──────── MATERIAL SHOWN

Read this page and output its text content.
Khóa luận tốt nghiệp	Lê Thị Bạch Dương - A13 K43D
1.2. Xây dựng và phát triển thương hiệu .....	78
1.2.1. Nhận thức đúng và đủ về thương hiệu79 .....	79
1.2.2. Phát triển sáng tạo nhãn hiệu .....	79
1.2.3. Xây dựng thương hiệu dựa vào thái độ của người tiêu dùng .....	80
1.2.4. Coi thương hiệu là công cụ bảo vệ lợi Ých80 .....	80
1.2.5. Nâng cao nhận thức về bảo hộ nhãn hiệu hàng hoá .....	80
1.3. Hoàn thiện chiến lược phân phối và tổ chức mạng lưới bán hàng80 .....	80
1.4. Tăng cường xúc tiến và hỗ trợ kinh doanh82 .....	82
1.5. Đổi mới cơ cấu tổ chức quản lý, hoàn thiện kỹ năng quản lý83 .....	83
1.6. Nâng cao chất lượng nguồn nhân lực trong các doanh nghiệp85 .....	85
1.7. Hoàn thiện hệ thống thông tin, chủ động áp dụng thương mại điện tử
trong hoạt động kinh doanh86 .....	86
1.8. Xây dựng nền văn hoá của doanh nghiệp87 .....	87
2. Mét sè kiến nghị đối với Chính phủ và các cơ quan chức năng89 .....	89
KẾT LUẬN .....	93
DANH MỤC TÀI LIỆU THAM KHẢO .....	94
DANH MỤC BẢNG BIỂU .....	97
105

────────────────

Check all the records above and select each line where the string "nhãn" is found.

1.2.2. Phát triển sáng tạo nhãn hiệu .....	79
1.2.5. Nâng cao nhận thức về bảo hộ nhãn hiệu hàng hoá .....	80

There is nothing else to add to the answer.